#### Work to complete
Omit every picture and write out the rest of the records exactly.
━━ Input for this task
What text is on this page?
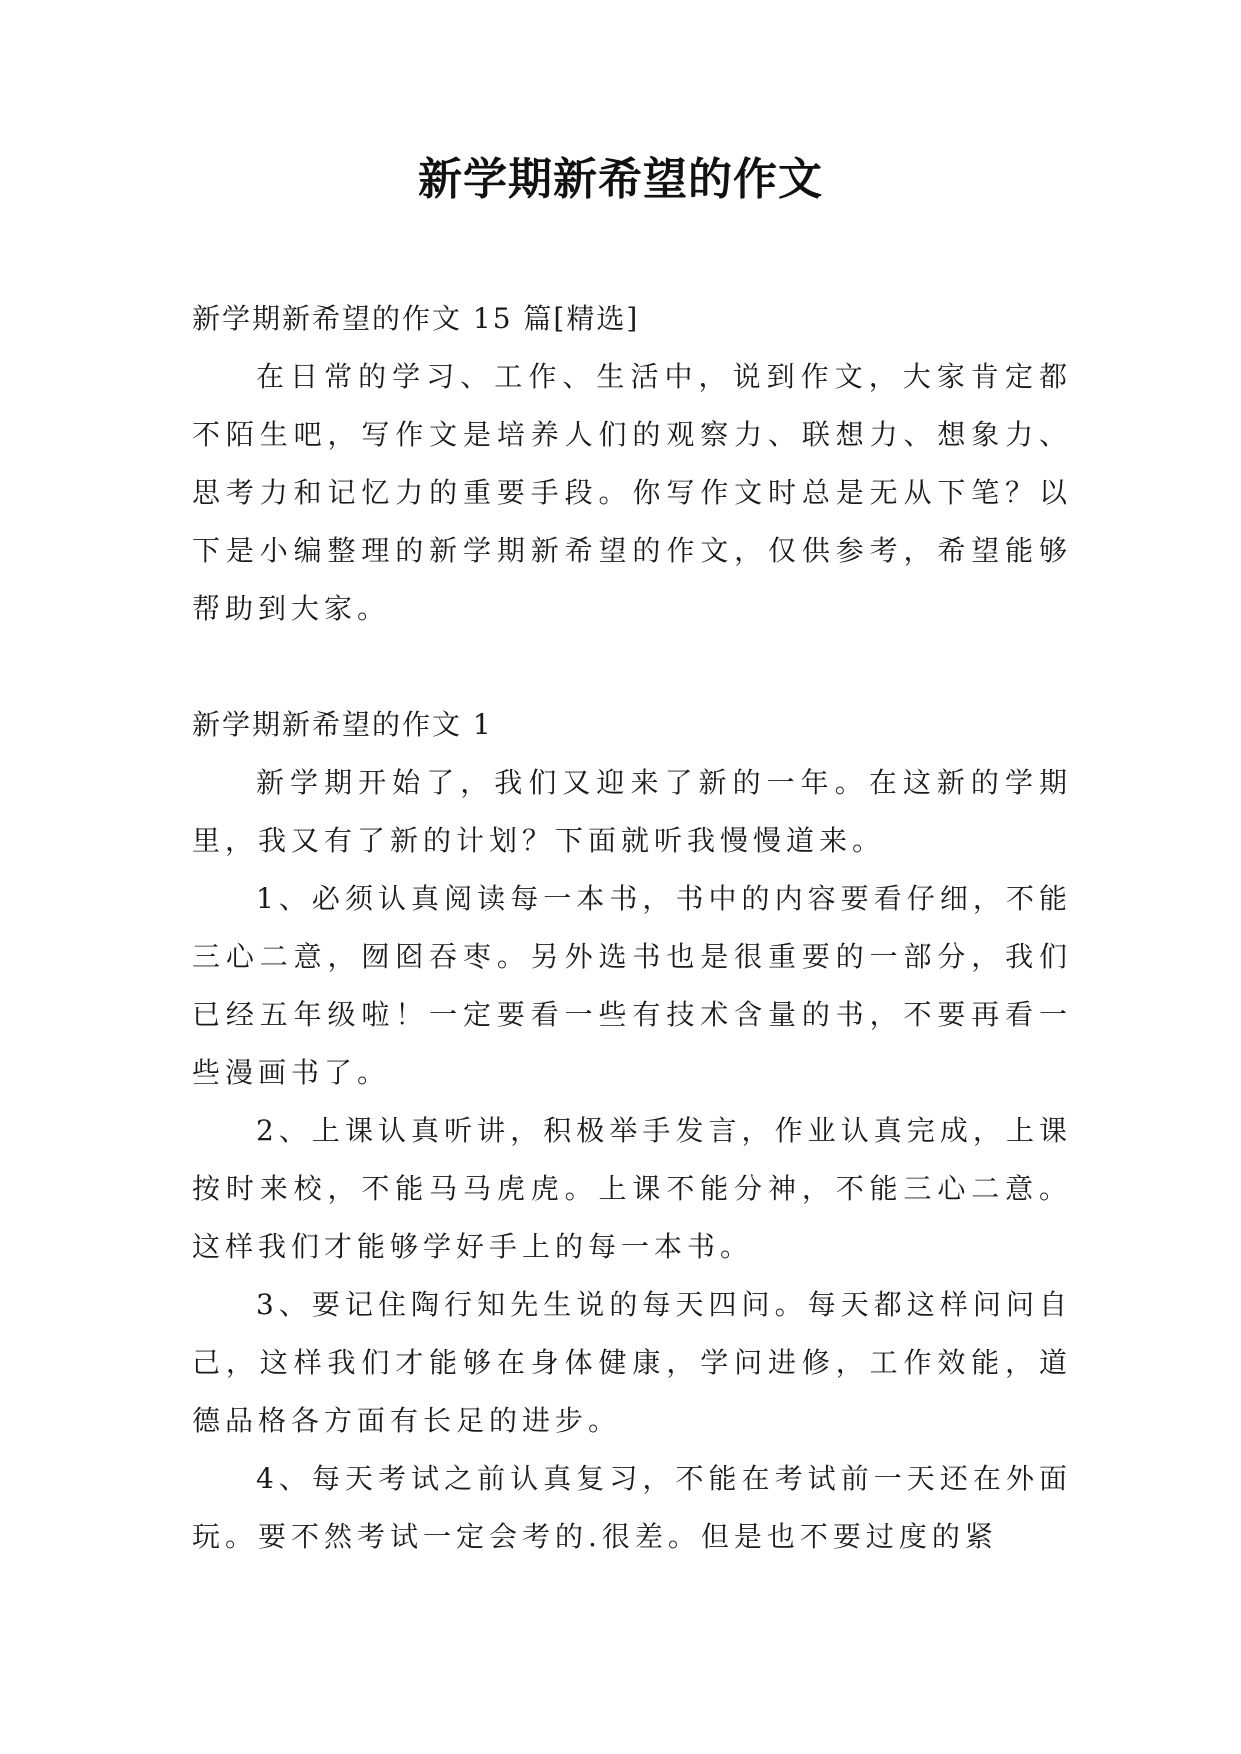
新学期新希望的作文

新学期新希望的作文 15 篇[精选]

在日常的学习、工作、生活中，说到作文，大家肯定都不陌生吧，写作文是培养人们的观察力、联想力、想象力、思考力和记忆力的重要手段。你写作文时总是无从下笔？以下是小编整理的新学期新希望的作文，仅供参考，希望能够帮助到大家。

新学期新希望的作文 1

新学期开始了，我们又迎来了新的一年。在这新的学期里，我又有了新的计划？下面就听我慢慢道来。

1、必须认真阅读每一本书，书中的内容要看仔细，不能三心二意，囫囵吞枣。另外选书也是很重要的一部分，我们已经五年级啦！一定要看一些有技术含量的书，不要再看一些漫画书了。

2、上课认真听讲，积极举手发言，作业认真完成，上课按时来校，不能马马虎虎。上课不能分神，不能三心二意。这样我们才能够学好手上的每一本书。

3、要记住陶行知先生说的每天四问。每天都这样问问自己，这样我们才能够在身体健康，学问进修，工作效能，道德品格各方面有长足的进步。

4、每天考试之前认真复习，不能在考试前一天还在外面玩。要不然考试一定会考的.很差。但是也不要过度的紧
━━━━
#### Exercise solution
What text is on this page?
新学期新希望的作文

新学期新希望的作文 15 篇[精选]

在日常的学习、工作、生活中，说到作文，大家肯定都不陌生吧，写作文是培养人们的观察力、联想力、想象力、思考力和记忆力的重要手段。你写作文时总是无从下笔？以下是小编整理的新学期新希望的作文，仅供参考，希望能够帮助到大家。

新学期新希望的作文 1

新学期开始了，我们又迎来了新的一年。在这新的学期里，我又有了新的计划？下面就听我慢慢道来。

1、必须认真阅读每一本书，书中的内容要看仔细，不能三心二意，囫囵吞枣。另外选书也是很重要的一部分，我们已经五年级啦！一定要看一些有技术含量的书，不要再看一些漫画书了。

2、上课认真听讲，积极举手发言，作业认真完成，上课按时来校，不能马马虎虎。上课不能分神，不能三心二意。这样我们才能够学好手上的每一本书。

3、要记住陶行知先生说的每天四问。每天都这样问问自己，这样我们才能够在身体健康，学问进修，工作效能，道德品格各方面有长足的进步。

4、每天考试之前认真复习，不能在考试前一天还在外面玩。要不然考试一定会考的.很差。但是也不要过度的紧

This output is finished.